## Items from a data source
:::::
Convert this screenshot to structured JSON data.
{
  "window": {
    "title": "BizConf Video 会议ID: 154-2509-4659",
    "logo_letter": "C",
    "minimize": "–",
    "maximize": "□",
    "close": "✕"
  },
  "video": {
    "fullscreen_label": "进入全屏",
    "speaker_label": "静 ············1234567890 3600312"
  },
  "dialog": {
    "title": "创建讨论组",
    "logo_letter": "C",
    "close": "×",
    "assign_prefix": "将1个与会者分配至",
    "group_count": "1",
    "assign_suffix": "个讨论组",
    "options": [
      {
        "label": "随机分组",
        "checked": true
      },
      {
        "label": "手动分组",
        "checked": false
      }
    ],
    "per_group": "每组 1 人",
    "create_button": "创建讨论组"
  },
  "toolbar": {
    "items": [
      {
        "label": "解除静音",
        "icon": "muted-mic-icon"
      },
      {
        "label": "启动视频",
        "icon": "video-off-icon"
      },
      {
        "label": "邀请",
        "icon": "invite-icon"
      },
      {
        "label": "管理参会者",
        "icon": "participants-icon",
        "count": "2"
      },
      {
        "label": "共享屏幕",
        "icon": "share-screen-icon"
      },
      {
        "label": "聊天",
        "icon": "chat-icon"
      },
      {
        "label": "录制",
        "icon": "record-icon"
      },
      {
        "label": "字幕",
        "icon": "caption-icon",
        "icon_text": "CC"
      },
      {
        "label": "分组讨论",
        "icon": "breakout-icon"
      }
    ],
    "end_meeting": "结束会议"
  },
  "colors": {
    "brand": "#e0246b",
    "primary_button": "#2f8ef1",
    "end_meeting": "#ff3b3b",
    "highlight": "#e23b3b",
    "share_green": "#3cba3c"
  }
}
:::::
## STATED EXERCISE
Restate the whole of the material exactly.

## FULL ANSWER
Convert this screenshot to structured JSON data.
{
  "window": {
    "title": "BizConf Video 会议ID: 154-2509-4659",
    "logo_letter": "C",
    "minimize": "–",
    "maximize": "□",
    "close": "✕"
  },
  "video": {
    "fullscreen_label": "进入全屏",
    "speaker_label": "静 ············1234567890 3600312"
  },
  "dialog": {
    "title": "创建讨论组",
    "logo_letter": "C",
    "close": "×",
    "assign_prefix": "将1个与会者分配至",
    "group_count": "1",
    "assign_suffix": "个讨论组",
    "options": [
      {
        "label": "随机分组",
        "checked": true
      },
      {
        "label": "手动分组",
        "checked": false
      }
    ],
    "per_group": "每组 1 人",
    "create_button": "创建讨论组"
  },
  "toolbar": {
    "items": [
      {
        "label": "解除静音",
        "icon": "muted-mic-icon"
      },
      {
        "label": "启动视频",
        "icon": "video-off-icon"
      },
      {
        "label": "邀请",
        "icon": "invite-icon"
      },
      {
        "label": "管理参会者",
        "icon": "participants-icon",
        "count": "2"
      },
      {
        "label": "共享屏幕",
        "icon": "share-screen-icon"
      },
      {
        "label": "聊天",
        "icon": "chat-icon"
      },
      {
        "label": "录制",
        "icon": "record-icon"
      },
      {
        "label": "字幕",
        "icon": "caption-icon",
        "icon_text": "CC"
      },
      {
        "label": "分组讨论",
        "icon": "breakout-icon"
      }
    ],
    "end_meeting": "结束会议"
  },
  "colors": {
    "brand": "#e0246b",
    "primary_button": "#2f8ef1",
    "end_meeting": "#ff3b3b",
    "highlight": "#e23b3b",
    "share_green": "#3cba3c"
  }
}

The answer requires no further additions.